## Records from a dataset
=-=-=-=-=
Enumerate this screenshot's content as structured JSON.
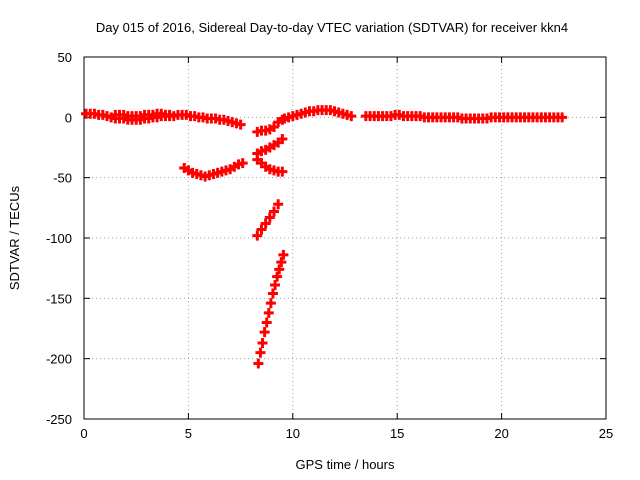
{
  "chart_data": {
    "type": "scatter",
    "title": "Day 015 of 2016, Sidereal Day-to-day VTEC variation (SDTVAR) for receiver kkn4",
    "xlabel": "GPS time / hours",
    "ylabel": "SDTVAR / TECUs",
    "xlim": [
      0,
      25
    ],
    "ylim": [
      -250,
      50
    ],
    "x_ticks": [
      0,
      5,
      10,
      15,
      20,
      25
    ],
    "y_ticks": [
      -250,
      -200,
      -150,
      -100,
      -50,
      0,
      50
    ],
    "grid": true,
    "marker": "plus",
    "color": "#ff0000",
    "series": [
      {
        "x": [
          0.1,
          0.3,
          0.5,
          0.7,
          0.9,
          1.1,
          1.3,
          1.5,
          1.7,
          1.9,
          2.1,
          2.3,
          2.5,
          2.7,
          2.9,
          3.1,
          3.3,
          3.5,
          3.7,
          3.9,
          4.1,
          4.3,
          4.5,
          4.7,
          4.9,
          5.1,
          5.3,
          5.5,
          5.7,
          5.9,
          6.1,
          6.3,
          6.5,
          6.7,
          6.9,
          7.1,
          7.3,
          7.5
        ],
        "y": [
          3,
          3,
          3,
          2,
          2,
          1,
          0,
          -1,
          -1,
          -1,
          -2,
          -2,
          -2,
          -2,
          -1,
          -1,
          0,
          0,
          1,
          1,
          1,
          1,
          2,
          2,
          2,
          1,
          1,
          0,
          0,
          -1,
          -1,
          -1,
          -2,
          -2,
          -3,
          -4,
          -5,
          -6
        ]
      },
      {
        "x": [
          1.5,
          1.7,
          1.9,
          2.1,
          2.3,
          2.5,
          2.7,
          2.9,
          3.1,
          3.3,
          3.5,
          3.7,
          3.9,
          4.1
        ],
        "y": [
          2,
          2,
          2,
          1,
          1,
          1,
          1,
          2,
          2,
          2,
          3,
          3,
          2,
          2
        ]
      },
      {
        "x": [
          4.8,
          5.0,
          5.2,
          5.4,
          5.6,
          5.8,
          6.0,
          6.2,
          6.4,
          6.6,
          6.8,
          7.0,
          7.2,
          7.4,
          7.6
        ],
        "y": [
          -42,
          -44,
          -46,
          -47,
          -48,
          -49,
          -48,
          -47,
          -46,
          -45,
          -44,
          -43,
          -41,
          -39,
          -38
        ]
      },
      {
        "x": [
          8.3,
          8.5,
          8.7,
          8.9,
          9.1,
          9.3,
          9.5
        ],
        "y": [
          -12,
          -11,
          -11,
          -10,
          -8,
          -4,
          -2
        ]
      },
      {
        "x": [
          8.3,
          8.5,
          8.7,
          8.9,
          9.1,
          9.3,
          9.5
        ],
        "y": [
          -30,
          -28,
          -27,
          -25,
          -23,
          -21,
          -18
        ]
      },
      {
        "x": [
          8.3,
          8.5,
          8.7,
          8.9,
          9.1,
          9.3,
          9.5
        ],
        "y": [
          -35,
          -38,
          -41,
          -43,
          -44,
          -45,
          -45
        ]
      },
      {
        "x": [
          8.3,
          8.5,
          8.7,
          8.9,
          9.1,
          9.3
        ],
        "y": [
          -98,
          -93,
          -88,
          -83,
          -78,
          -72
        ]
      },
      {
        "x": [
          8.35,
          8.45,
          8.55,
          8.65,
          8.75,
          8.85,
          8.95,
          9.05,
          9.15,
          9.25,
          9.35,
          9.45,
          9.55
        ],
        "y": [
          -204,
          -195,
          -187,
          -178,
          -170,
          -162,
          -154,
          -146,
          -139,
          -132,
          -126,
          -120,
          -114
        ]
      },
      {
        "x": [
          9.6,
          9.8,
          10.0,
          10.2,
          10.4,
          10.6,
          10.8,
          11.0,
          11.2,
          11.4,
          11.6,
          11.8,
          12.0,
          12.2,
          12.4,
          12.6,
          12.8
        ],
        "y": [
          -1,
          0,
          1,
          2,
          3,
          4,
          5,
          5,
          6,
          6,
          6,
          6,
          5,
          4,
          3,
          2,
          1
        ]
      },
      {
        "x": [
          13.5,
          13.7,
          13.9,
          14.1,
          14.3,
          14.5,
          14.7,
          14.9,
          15.1,
          15.3,
          15.5,
          15.7,
          15.9,
          16.1,
          16.3,
          16.5,
          16.7,
          16.9,
          17.1,
          17.3,
          17.5,
          17.7,
          17.9,
          18.1,
          18.3,
          18.5,
          18.7,
          18.9,
          19.1,
          19.3,
          19.5,
          19.7,
          19.9,
          20.1,
          20.3,
          20.5,
          20.7,
          20.9,
          21.1,
          21.3,
          21.5,
          21.7,
          21.9,
          22.1,
          22.3,
          22.5,
          22.7,
          22.9
        ],
        "y": [
          1,
          1,
          1,
          1,
          1,
          1,
          1,
          2,
          2,
          1,
          1,
          1,
          1,
          1,
          0,
          0,
          0,
          0,
          0,
          0,
          0,
          0,
          0,
          -1,
          -1,
          -1,
          -1,
          -1,
          -1,
          -1,
          0,
          0,
          0,
          0,
          0,
          0,
          0,
          0,
          0,
          0,
          0,
          0,
          0,
          0,
          0,
          0,
          0,
          0
        ]
      }
    ]
  }
}
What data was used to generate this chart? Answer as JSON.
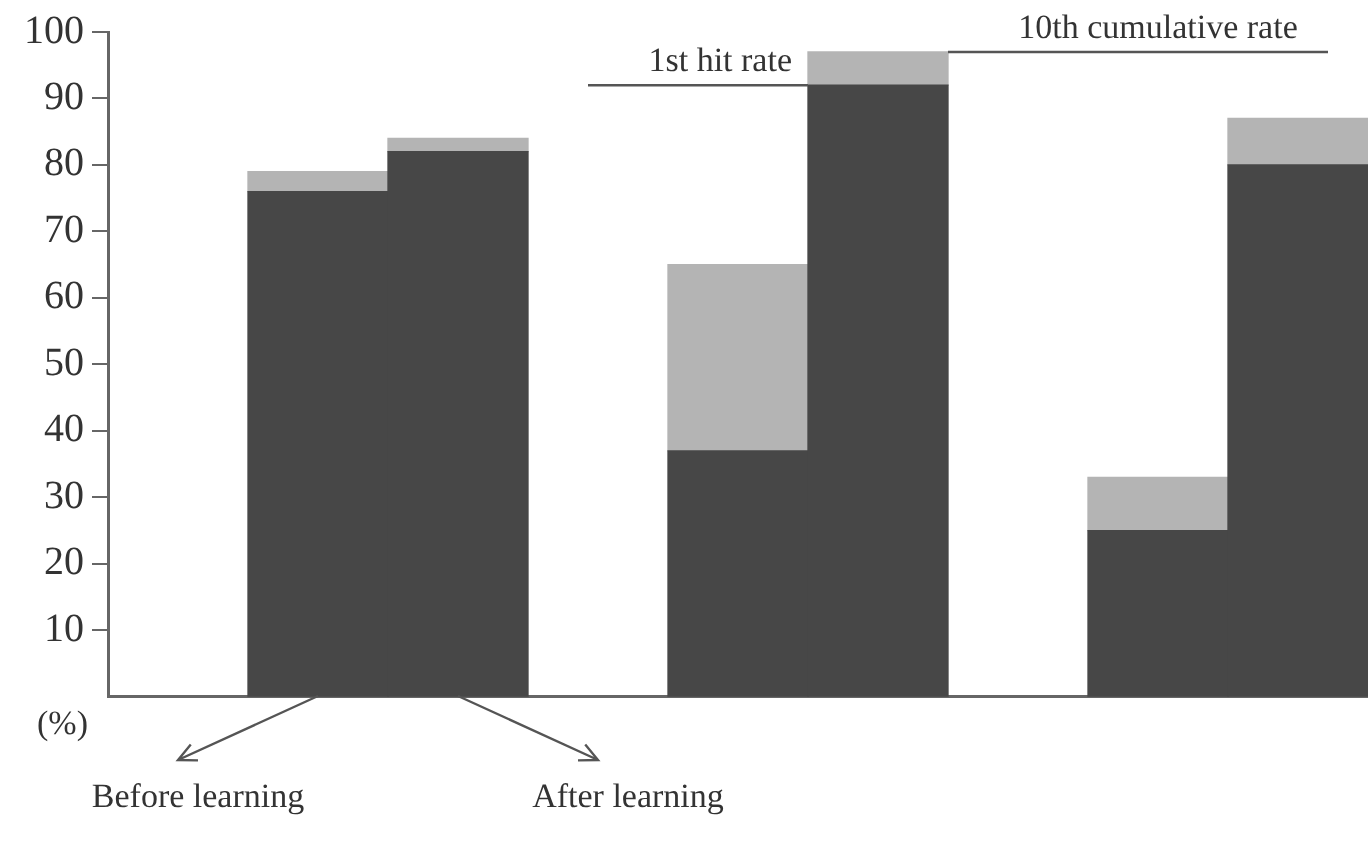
=-=-=-=-=
The answer must consist solely of the number of lines in the entries that contain the word "this".

## Written response
2